Whenever a line contains the string "Equity", copy it out of the entries.

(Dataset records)
|---|

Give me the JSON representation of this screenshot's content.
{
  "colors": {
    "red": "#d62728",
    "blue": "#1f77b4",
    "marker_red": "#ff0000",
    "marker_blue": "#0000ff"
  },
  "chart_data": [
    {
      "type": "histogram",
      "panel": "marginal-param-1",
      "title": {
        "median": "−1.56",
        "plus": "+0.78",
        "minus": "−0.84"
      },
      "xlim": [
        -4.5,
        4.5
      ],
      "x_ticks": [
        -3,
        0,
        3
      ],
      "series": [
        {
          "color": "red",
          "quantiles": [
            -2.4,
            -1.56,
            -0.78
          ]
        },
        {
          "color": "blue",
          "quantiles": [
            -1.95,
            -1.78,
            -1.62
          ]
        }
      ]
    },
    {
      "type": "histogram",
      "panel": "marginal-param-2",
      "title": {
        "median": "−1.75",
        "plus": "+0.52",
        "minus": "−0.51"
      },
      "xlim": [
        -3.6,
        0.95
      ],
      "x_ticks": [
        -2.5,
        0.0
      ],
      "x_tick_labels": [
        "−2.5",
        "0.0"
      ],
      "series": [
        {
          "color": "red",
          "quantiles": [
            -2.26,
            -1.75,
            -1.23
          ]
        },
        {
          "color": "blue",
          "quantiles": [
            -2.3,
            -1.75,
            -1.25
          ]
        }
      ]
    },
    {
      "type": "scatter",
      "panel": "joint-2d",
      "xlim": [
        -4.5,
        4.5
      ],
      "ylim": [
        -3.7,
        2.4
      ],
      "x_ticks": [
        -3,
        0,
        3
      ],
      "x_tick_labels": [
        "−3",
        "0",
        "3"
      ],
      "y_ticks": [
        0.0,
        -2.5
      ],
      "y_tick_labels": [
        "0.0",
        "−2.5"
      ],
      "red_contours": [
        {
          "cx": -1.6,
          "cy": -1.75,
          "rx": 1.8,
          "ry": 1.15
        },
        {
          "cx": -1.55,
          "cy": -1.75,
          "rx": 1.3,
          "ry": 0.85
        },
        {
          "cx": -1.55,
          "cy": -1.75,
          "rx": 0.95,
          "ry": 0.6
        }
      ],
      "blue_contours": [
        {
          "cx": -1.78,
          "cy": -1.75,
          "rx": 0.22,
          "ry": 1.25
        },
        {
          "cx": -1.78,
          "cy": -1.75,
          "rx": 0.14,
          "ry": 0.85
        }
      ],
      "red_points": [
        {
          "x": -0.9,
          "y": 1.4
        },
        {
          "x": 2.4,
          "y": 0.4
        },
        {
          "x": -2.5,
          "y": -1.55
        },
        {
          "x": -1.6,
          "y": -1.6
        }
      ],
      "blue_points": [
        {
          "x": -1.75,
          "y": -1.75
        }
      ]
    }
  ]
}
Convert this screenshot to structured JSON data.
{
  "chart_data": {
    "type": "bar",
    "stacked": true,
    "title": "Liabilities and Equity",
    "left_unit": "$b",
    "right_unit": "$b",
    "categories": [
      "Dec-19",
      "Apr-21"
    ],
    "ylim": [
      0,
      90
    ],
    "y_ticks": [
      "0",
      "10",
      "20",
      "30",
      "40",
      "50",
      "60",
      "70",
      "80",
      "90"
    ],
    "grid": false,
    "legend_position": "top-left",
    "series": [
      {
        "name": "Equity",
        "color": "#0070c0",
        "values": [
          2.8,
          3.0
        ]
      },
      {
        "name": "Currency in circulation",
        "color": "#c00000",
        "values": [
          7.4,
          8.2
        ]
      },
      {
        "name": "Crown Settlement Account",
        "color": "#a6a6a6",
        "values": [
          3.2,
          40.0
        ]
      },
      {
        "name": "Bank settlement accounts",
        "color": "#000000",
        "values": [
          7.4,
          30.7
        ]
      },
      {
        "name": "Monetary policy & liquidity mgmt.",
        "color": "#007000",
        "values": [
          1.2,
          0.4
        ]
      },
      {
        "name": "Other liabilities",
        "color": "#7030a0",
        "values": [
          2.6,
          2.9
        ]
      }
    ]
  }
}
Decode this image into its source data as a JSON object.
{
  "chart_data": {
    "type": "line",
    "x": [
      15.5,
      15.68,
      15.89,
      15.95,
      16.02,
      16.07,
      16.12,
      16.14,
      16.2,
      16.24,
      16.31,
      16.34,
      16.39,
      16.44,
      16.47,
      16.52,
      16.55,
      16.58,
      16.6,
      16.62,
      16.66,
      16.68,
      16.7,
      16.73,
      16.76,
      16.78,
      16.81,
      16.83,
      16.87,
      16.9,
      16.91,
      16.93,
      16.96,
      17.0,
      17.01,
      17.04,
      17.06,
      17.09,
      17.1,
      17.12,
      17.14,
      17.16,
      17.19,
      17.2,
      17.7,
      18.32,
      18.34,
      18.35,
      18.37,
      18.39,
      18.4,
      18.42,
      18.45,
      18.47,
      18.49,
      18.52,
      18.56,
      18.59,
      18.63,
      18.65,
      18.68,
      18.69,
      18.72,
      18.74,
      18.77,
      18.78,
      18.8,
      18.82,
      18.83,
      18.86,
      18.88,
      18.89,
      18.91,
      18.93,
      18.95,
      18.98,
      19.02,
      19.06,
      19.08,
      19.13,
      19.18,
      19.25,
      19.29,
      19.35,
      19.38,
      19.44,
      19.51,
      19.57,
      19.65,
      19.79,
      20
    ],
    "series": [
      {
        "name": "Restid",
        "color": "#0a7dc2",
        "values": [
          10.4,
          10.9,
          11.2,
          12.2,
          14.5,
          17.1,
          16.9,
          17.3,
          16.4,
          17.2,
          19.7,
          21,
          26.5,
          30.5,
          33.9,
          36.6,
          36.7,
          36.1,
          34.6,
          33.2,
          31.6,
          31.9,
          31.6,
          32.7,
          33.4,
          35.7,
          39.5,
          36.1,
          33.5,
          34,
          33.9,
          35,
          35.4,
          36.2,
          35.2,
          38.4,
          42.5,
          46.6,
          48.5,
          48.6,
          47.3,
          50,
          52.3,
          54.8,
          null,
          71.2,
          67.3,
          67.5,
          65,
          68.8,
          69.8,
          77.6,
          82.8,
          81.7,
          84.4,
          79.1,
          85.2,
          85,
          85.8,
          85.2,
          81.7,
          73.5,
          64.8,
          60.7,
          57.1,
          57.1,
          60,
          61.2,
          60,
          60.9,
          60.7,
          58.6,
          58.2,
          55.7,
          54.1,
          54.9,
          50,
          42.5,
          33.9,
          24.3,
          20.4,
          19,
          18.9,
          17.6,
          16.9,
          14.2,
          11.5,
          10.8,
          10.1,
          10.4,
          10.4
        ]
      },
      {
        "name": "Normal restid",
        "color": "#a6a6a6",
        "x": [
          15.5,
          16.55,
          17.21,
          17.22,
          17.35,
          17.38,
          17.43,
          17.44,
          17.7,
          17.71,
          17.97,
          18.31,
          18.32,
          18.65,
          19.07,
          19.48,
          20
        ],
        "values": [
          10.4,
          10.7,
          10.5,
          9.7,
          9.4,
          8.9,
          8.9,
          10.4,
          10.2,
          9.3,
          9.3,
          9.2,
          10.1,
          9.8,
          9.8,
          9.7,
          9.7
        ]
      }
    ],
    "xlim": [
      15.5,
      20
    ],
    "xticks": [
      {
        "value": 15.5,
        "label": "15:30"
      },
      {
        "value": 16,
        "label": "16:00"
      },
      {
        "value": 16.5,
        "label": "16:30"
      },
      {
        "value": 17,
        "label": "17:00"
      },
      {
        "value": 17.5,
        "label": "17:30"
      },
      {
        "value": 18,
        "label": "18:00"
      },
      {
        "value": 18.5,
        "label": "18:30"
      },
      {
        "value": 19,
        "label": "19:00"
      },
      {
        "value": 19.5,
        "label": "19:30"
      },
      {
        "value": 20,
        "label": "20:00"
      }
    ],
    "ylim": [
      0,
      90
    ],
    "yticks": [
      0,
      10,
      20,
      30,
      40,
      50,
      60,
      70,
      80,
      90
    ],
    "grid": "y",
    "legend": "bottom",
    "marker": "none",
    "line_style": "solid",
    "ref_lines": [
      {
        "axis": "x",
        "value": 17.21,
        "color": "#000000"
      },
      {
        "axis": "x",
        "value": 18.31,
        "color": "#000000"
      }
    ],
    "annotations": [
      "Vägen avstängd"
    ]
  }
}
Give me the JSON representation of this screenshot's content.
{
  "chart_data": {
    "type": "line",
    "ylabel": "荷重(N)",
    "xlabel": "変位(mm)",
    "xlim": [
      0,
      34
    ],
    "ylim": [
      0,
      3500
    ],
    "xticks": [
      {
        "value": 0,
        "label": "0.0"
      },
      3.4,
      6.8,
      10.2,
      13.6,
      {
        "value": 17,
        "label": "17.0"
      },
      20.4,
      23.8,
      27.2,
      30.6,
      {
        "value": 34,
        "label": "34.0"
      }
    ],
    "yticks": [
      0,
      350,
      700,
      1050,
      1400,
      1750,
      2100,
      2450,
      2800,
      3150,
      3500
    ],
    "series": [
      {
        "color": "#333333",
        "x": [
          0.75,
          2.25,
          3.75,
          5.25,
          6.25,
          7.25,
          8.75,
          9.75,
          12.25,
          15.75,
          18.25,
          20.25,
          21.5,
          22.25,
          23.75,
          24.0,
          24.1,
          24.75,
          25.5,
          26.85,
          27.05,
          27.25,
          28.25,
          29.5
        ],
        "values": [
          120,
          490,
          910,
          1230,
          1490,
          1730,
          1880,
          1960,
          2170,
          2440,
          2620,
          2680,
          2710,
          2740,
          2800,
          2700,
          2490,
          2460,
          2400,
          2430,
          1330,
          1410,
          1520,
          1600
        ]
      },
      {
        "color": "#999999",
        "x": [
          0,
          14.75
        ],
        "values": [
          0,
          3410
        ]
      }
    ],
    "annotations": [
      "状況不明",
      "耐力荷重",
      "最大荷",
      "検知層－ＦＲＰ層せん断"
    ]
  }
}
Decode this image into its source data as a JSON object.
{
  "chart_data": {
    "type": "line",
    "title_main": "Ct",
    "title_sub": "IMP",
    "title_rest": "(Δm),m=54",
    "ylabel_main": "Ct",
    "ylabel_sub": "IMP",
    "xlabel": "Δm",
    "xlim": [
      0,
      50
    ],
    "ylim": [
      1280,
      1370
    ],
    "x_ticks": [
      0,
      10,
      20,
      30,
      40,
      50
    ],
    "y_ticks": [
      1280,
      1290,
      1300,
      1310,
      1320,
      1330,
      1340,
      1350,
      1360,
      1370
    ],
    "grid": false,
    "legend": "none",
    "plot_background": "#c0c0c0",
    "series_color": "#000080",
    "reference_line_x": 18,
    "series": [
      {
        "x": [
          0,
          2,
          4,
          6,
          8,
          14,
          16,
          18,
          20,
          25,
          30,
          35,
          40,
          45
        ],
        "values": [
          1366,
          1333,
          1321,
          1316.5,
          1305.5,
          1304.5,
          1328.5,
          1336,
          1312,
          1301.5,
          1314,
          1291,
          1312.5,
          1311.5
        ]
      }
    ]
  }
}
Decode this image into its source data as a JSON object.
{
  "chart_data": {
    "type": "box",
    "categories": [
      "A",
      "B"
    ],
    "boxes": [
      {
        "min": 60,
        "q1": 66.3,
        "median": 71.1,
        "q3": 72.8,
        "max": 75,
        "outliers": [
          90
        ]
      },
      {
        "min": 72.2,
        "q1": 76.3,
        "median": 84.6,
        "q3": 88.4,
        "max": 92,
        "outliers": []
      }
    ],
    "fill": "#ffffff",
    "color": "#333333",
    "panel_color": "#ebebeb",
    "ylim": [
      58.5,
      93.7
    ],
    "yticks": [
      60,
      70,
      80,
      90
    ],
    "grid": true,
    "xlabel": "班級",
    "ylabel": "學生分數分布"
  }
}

|---|

- [COMPLETE ANSWER]
    "title": "Liabilities and Equity",
        "name": "Equity",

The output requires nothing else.